**YOUR GOAL**
Find the string "text" in the records and copy each line where it occurs.

**DATASET CONTENT**
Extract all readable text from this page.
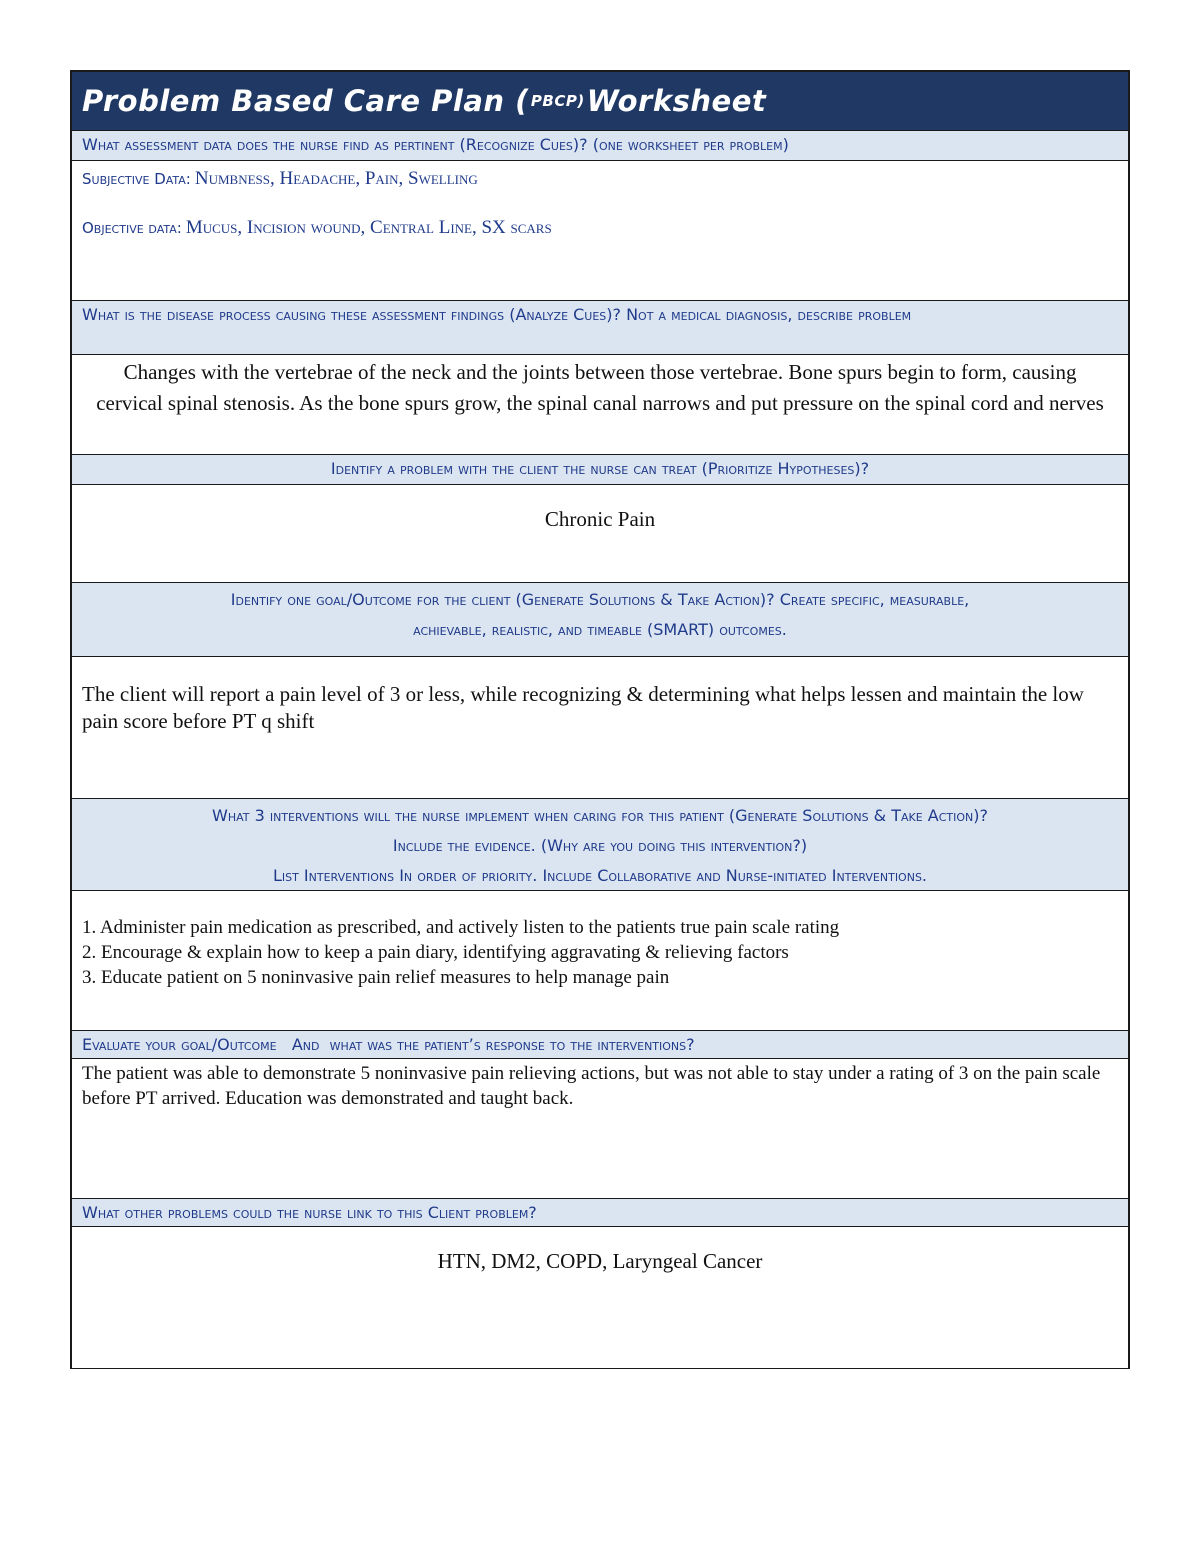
Problem Based Care Plan ( PBCP) Worksheet
What assessment data does the nurse find as pertinent (Recognize Cues)? (one worksheet per problem)
Subjective Data: Numbness, Headache, Pain, Swelling
Objective data: Mucus, Incision wound, Central Line, SX scars
What is the disease process causing these assessment findings (Analyze Cues)? Not a medical diagnosis, describe problem
Changes with the vertebrae of the neck and the joints between those vertebrae. Bone spurs begin to form, causing cervical spinal stenosis. As the bone spurs grow, the spinal canal narrows and put pressure on the spinal cord and nerves
Identify a problem with the client the nurse can treat (Prioritize Hypotheses)?
Chronic Pain
Identify one goal/Outcome for the client (Generate Solutions & Take Action)? Create specific, measurable,
achievable, realistic, and timeable (SMART) outcomes.
The client will report a pain level of 3 or less, while recognizing & determining what helps lessen and maintain the low pain score before PT q shift
What 3 interventions will the nurse implement when caring for this patient (Generate Solutions & Take Action)?
Include the evidence. (Why are you doing this intervention?)
List Interventions In order of priority. Include Collaborative and Nurse-initiated Interventions.
1. Administer pain medication as prescribed, and actively listen to the patients true pain scale rating
2. Encourage & explain how to keep a pain diary, identifying aggravating & relieving factors
3. Educate patient on 5 noninvasive pain relief measures to help manage pain
Evaluate your goal/Outcome   And  what was the patient’s response to the interventions?
The patient was able to demonstrate 5 noninvasive pain relieving actions, but was not able to stay under a rating of 3 on the pain scale before PT arrived. Education was demonstrated and taught back.
What other problems could the nurse link to this Client problem?
HTN, DM2, COPD, Laryngeal Cancer
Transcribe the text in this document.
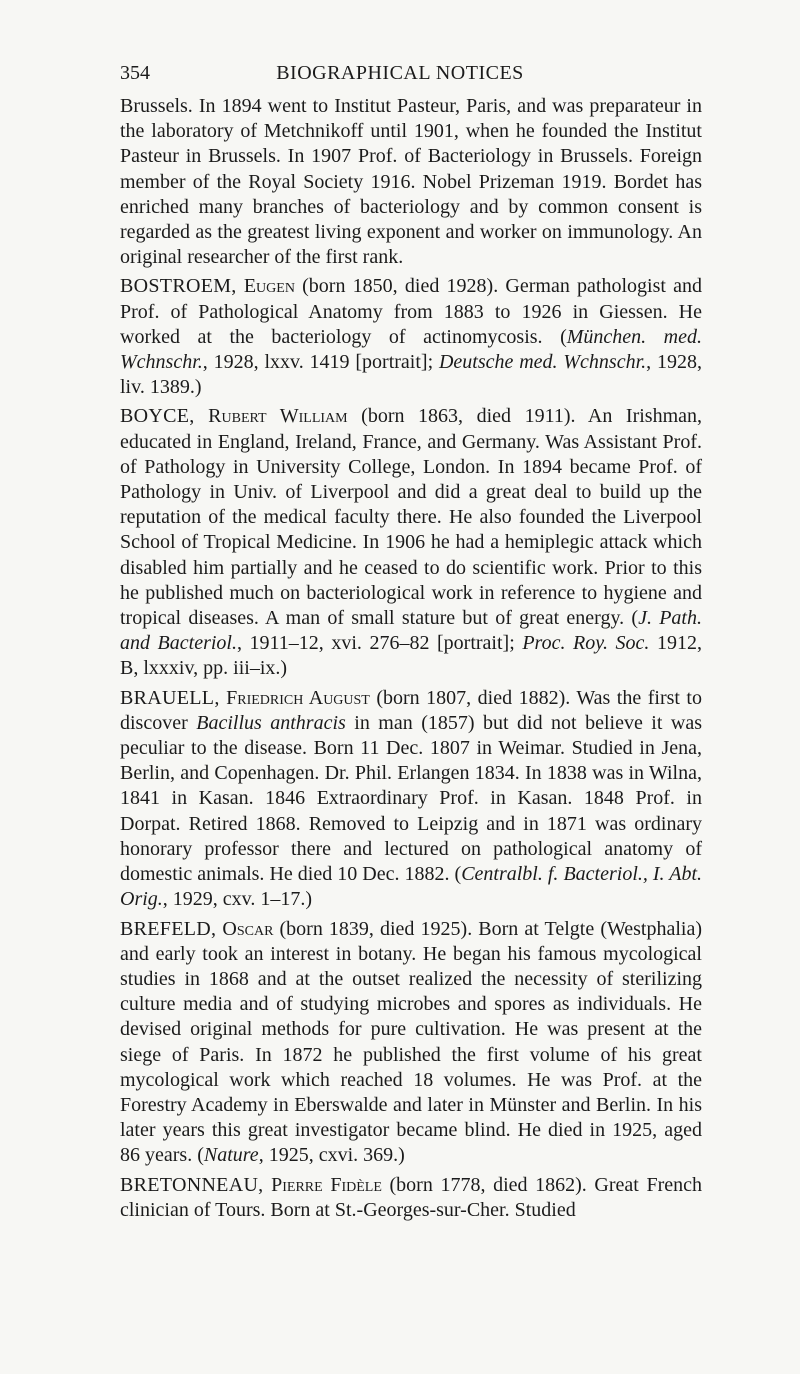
354	BIOGRAPHICAL NOTICES

Brussels. In 1894 went to Institut Pasteur, Paris, and was preparateur in the laboratory of Metchnikoff until 1901, when he founded the Institut Pasteur in Brussels. In 1907 Prof. of Bacteriology in Brussels. Foreign member of the Royal Society 1916. Nobel Prizeman 1919. Bordet has enriched many branches of bacteriology and by common consent is regarded as the greatest living exponent and worker on immunology. An original researcher of the first rank.

BOSTROEM, Eugen (born 1850, died 1928). German pathologist and Prof. of Pathological Anatomy from 1883 to 1926 in Giessen. He worked at the bacteriology of actinomycosis. (München. med. Wchnschr., 1928, lxxv. 1419 [portrait]; Deutsche med. Wchnschr., 1928, liv. 1389.)

BOYCE, Rubert William (born 1863, died 1911). An Irishman, educated in England, Ireland, France, and Germany. Was Assistant Prof. of Pathology in University College, London. In 1894 became Prof. of Pathology in Univ. of Liverpool and did a great deal to build up the reputation of the medical faculty there. He also founded the Liverpool School of Tropical Medicine. In 1906 he had a hemiplegic attack which disabled him partially and he ceased to do scientific work. Prior to this he published much on bacteriological work in reference to hygiene and tropical diseases. A man of small stature but of great energy. (J. Path. and Bacteriol., 1911–12, xvi. 276–82 [portrait]; Proc. Roy. Soc. 1912, B, lxxxiv, pp. iii–ix.)

BRAUELL, Friedrich August (born 1807, died 1882). Was the first to discover Bacillus anthracis in man (1857) but did not believe it was peculiar to the disease. Born 11 Dec. 1807 in Weimar. Studied in Jena, Berlin, and Copenhagen. Dr. Phil. Erlangen 1834. In 1838 was in Wilna, 1841 in Kasan. 1846 Extraordinary Prof. in Kasan. 1848 Prof. in Dorpat. Retired 1868. Removed to Leipzig and in 1871 was ordinary honorary professor there and lectured on pathological anatomy of domestic animals. He died 10 Dec. 1882. (Centralbl. f. Bacteriol., I. Abt. Orig., 1929, cxv. 1–17.)

BREFELD, Oscar (born 1839, died 1925). Born at Telgte (Westphalia) and early took an interest in botany. He began his famous mycological studies in 1868 and at the outset realized the necessity of sterilizing culture media and of studying microbes and spores as individuals. He devised original methods for pure cultivation. He was present at the siege of Paris. In 1872 he published the first volume of his great mycological work which reached 18 volumes. He was Prof. at the Forestry Academy in Eberswalde and later in Münster and Berlin. In his later years this great investigator became blind. He died in 1925, aged 86 years. (Nature, 1925, cxvi. 369.)

BRETONNEAU, Pierre Fidèle (born 1778, died 1862). Great French clinician of Tours. Born at St.-Georges-sur-Cher. Studied
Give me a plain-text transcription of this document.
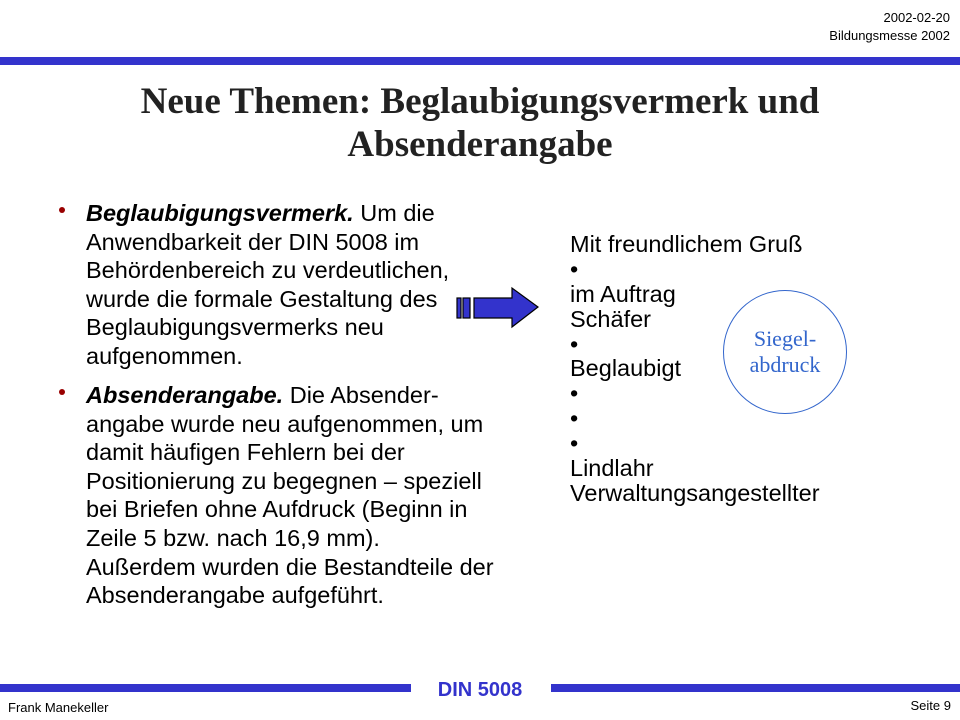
2002-02-20
Bildungsmesse 2002
Neue Themen: Beglaubigungsvermerk und Absenderangabe
Beglaubigungsvermerk. Um die
Anwendbarkeit der DIN 5008 im
Behördenbereich zu verdeutlichen,
wurde die formale Gestaltung des
Beglaubigungsvermerks neu
aufgenommen.
Absenderangabe. Die Absender-
angabe wurde neu aufgenommen, um
damit häufigen Fehlern bei der
Positionierung zu begegnen – speziell
bei Briefen ohne Aufdruck (Beginn in
Zeile 5 bzw. nach 16,9 mm).
Außerdem wurden die Bestandteile der
Absenderangabe aufgeführt.
Mit freundlichem Gruß
•
im Auftrag
Schäfer
•
Beglaubigt
•
•
•
Lindlahr
Verwaltungsangestellter
Siegel-
abdruck
DIN 5008
Frank Manekeller	Seite 9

**COMPLETED TASK**
Extract all readable text from this page.
Transcribe the text in this document.
Give me a plain-text transcription of this document.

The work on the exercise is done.